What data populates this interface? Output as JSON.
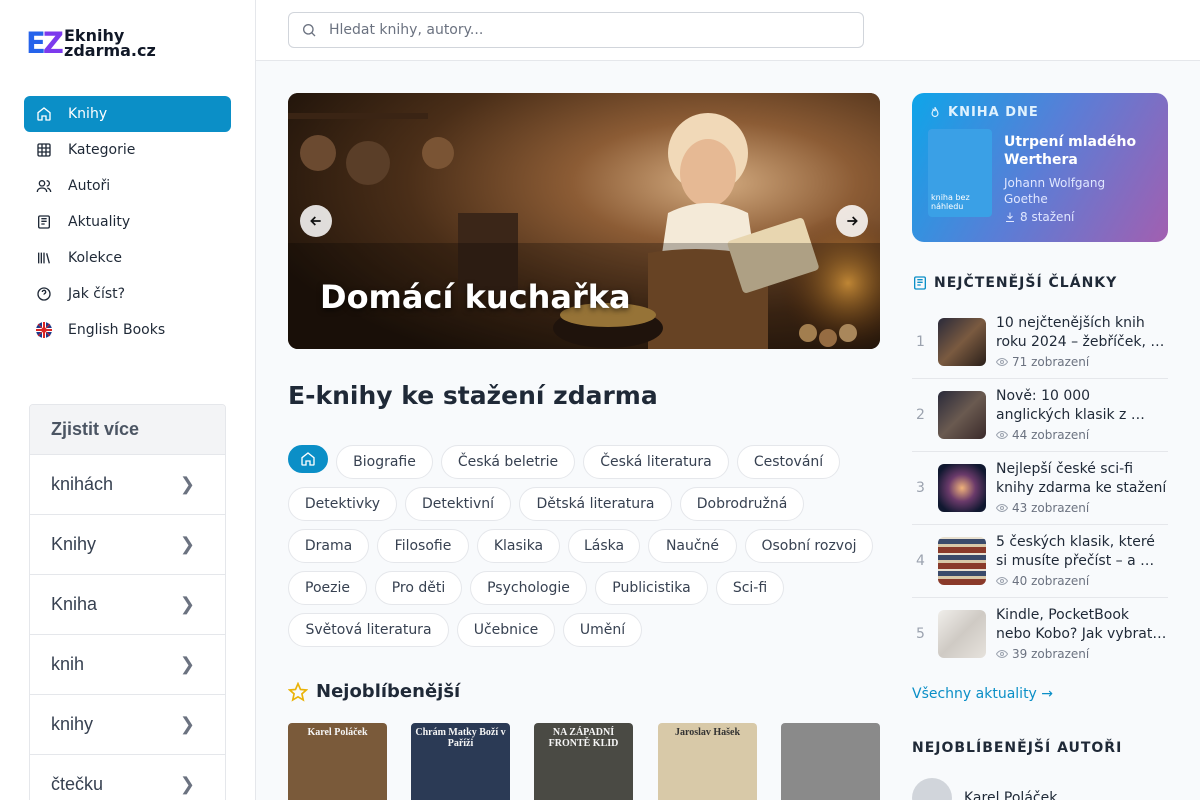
{
  "logo": {
    "mark": "EZ",
    "line1": "Eknihy",
    "line2": "zdarma.cz"
  },
  "nav": [
    {
      "label": "Knihy",
      "icon": "home-icon",
      "active": true
    },
    {
      "label": "Kategorie",
      "icon": "grid-icon"
    },
    {
      "label": "Autoři",
      "icon": "users-icon"
    },
    {
      "label": "Aktuality",
      "icon": "newspaper-icon"
    },
    {
      "label": "Kolekce",
      "icon": "library-icon"
    },
    {
      "label": "Jak číst?",
      "icon": "help-circle-icon"
    },
    {
      "label": "English Books",
      "icon": "uk-flag-icon"
    }
  ],
  "more": {
    "title": "Zjistit více",
    "items": [
      "knihách",
      "Knihy",
      "Kniha",
      "knih",
      "knihy",
      "čtečku"
    ]
  },
  "search": {
    "placeholder": "Hledat knihy, autory..."
  },
  "hero": {
    "title": "Domácí kuchařka"
  },
  "main": {
    "title": "E-knihy ke stažení zdarma",
    "popular_title": "Nejoblíbenější"
  },
  "categories": [
    "Biografie",
    "Česká beletrie",
    "Česká literatura",
    "Cestování",
    "Detektivky",
    "Detektivní",
    "Dětská literatura",
    "Dobrodružná",
    "Drama",
    "Filosofie",
    "Klasika",
    "Láska",
    "Naučné",
    "Osobní rozvoj",
    "Poezie",
    "Pro děti",
    "Psychologie",
    "Publicistika",
    "Sci-fi",
    "Světová literatura",
    "Učebnice",
    "Umění"
  ],
  "books": [
    {
      "label": "Karel Poláček",
      "color": "#7a5a3a"
    },
    {
      "label": "Chrám Matky Boží v Paříži",
      "color": "#2b3a55"
    },
    {
      "label": "NA ZÁPADNÍ FRONTĚ KLID",
      "color": "#4a4a44"
    },
    {
      "label": "Jaroslav Hašek",
      "color": "#d8c9a8"
    },
    {
      "label": "",
      "color": "#8a8a8a"
    }
  ],
  "book_of_day": {
    "tag": "KNIHA DNE",
    "cover_text": "kniha bez náhledu",
    "title": "Utrpení mladého Werthera",
    "author": "Johann Wolfgang Goethe",
    "downloads": "8 stažení"
  },
  "articles_head": "NEJČTENĚJŠÍ ČLÁNKY",
  "articles": [
    {
      "num": "1",
      "title": "10 nejčtenějších knih roku 2024 – žebříček, …",
      "views": "71 zobrazení",
      "color": "#4b3a30"
    },
    {
      "num": "2",
      "title": "Nově: 10 000 anglických klasik z …",
      "views": "44 zobrazení",
      "color": "#3d3a44"
    },
    {
      "num": "3",
      "title": "Nejlepší české sci-fi knihy zdarma ke stažení",
      "views": "43 zobrazení",
      "color": "#2a2a4a"
    },
    {
      "num": "4",
      "title": "5 českých klasik, které si musíte přečíst – a …",
      "views": "40 zobrazení",
      "color": "#8a4a3a"
    },
    {
      "num": "5",
      "title": "Kindle, PocketBook nebo Kobo? Jak vybrat…",
      "views": "39 zobrazení",
      "color": "#d8d4cf"
    }
  ],
  "all_news": "Všechny aktuality →",
  "authors_head": "NEJOBLÍBENĚJŠÍ AUTOŘI",
  "top_author": "Karel Poláček"
}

###

# What the task requires
Copy each line above that contains the string "zobrazení".

# Answer to the task
      "views": "71 zobrazení",
      "views": "44 zobrazení",
      "views": "43 zobrazení",
      "views": "40 zobrazení",
      "views": "39 zobrazení",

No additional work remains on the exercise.